Stored data entries
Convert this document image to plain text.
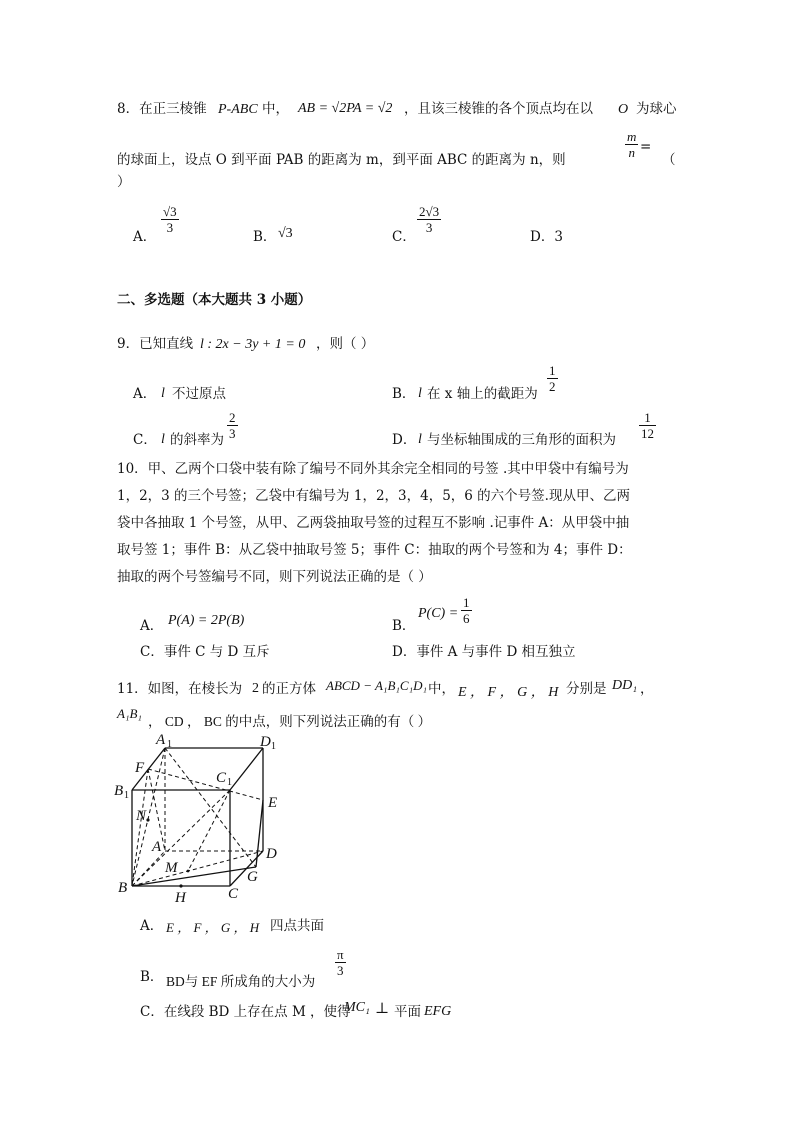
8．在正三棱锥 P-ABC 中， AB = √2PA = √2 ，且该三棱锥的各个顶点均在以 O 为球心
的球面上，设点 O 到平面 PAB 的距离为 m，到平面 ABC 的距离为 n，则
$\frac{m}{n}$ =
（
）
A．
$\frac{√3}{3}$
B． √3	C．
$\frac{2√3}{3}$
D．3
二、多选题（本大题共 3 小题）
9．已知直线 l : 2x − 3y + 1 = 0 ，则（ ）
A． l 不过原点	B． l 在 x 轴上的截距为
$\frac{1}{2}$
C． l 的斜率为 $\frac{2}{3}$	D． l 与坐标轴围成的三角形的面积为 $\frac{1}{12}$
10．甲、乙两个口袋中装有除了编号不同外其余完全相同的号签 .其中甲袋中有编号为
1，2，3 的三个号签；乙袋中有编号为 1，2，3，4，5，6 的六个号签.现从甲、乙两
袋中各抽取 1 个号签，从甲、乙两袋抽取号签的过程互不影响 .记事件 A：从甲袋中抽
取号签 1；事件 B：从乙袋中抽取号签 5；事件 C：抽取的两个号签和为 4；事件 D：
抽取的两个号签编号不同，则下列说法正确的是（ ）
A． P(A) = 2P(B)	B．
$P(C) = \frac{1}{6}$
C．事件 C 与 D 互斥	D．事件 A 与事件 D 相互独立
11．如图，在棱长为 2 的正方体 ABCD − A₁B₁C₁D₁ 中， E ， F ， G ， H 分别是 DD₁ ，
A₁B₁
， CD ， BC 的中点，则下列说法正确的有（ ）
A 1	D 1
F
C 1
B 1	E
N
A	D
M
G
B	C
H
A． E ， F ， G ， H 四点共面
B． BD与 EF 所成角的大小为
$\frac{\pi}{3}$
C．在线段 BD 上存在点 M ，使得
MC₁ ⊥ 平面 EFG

--

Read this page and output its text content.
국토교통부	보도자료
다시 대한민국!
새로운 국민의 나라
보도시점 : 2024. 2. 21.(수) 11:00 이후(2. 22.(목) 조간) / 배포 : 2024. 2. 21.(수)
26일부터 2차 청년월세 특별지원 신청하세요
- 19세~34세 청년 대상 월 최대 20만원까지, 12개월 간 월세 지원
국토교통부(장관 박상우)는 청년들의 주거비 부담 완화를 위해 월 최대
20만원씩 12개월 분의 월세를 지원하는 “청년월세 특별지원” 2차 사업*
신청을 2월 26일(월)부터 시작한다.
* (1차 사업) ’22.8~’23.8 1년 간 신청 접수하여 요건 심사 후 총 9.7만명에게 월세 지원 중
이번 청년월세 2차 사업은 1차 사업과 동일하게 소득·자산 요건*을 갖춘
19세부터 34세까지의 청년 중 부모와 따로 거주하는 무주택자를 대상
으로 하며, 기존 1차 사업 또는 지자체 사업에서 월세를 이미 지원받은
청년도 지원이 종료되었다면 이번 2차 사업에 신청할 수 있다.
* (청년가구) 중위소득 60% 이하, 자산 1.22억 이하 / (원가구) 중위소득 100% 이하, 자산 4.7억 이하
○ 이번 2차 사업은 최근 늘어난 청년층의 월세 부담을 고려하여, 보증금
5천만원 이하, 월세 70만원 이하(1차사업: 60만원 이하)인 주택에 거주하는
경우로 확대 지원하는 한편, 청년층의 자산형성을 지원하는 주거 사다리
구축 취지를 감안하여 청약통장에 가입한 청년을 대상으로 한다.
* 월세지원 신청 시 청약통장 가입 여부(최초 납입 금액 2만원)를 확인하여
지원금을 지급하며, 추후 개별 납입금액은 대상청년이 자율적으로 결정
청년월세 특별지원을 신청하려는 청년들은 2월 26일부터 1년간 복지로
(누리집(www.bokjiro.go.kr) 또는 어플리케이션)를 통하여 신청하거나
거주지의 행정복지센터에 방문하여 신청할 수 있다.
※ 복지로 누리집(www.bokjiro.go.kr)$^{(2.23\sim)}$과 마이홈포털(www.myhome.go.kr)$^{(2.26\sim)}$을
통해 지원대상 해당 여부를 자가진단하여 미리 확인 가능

...

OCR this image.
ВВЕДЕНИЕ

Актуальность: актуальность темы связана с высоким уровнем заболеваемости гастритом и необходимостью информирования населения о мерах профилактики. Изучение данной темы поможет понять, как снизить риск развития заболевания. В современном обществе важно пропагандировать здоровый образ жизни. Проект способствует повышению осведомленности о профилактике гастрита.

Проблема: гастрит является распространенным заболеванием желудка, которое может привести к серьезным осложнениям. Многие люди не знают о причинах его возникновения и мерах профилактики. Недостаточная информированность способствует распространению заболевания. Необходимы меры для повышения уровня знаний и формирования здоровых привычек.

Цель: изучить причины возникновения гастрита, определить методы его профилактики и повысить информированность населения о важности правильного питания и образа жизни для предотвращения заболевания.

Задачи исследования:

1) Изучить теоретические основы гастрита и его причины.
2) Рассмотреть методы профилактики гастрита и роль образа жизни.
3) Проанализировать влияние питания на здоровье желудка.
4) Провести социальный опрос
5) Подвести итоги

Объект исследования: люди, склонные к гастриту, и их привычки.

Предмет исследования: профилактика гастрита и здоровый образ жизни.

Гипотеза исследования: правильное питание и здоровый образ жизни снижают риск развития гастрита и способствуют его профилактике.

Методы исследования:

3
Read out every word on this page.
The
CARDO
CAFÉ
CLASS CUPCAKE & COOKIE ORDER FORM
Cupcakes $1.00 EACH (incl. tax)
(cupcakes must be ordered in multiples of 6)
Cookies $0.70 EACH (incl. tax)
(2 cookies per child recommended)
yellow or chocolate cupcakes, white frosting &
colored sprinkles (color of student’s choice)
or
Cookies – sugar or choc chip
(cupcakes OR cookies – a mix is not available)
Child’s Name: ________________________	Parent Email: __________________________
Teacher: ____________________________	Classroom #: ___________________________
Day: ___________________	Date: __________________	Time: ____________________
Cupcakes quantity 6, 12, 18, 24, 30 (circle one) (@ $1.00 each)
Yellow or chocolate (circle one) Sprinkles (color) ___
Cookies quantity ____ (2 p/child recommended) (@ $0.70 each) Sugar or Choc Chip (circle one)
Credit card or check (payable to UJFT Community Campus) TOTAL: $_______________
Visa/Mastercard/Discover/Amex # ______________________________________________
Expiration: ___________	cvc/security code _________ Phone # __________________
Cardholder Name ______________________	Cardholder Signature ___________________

**Work required:** In the material above, show every line where the word "здоровый" turns up.

**Output for this exercise:**
Актуальность: актуальность темы связана с высоким уровнем заболеваемости гастритом и необходимостью информирования населения о мерах профилактики. Изучение данной темы поможет понять, как снизить риск развития заболевания. В современном обществе важно пропагандировать здоровый образ жизни. Проект способствует повышению осведомленности о профилактике гастрита.
Предмет исследования: профилактика гастрита и здоровый образ жизни.
Гипотеза исследования: правильное питание и здоровый образ жизни снижают риск развития гастрита и способствуют его профилактике.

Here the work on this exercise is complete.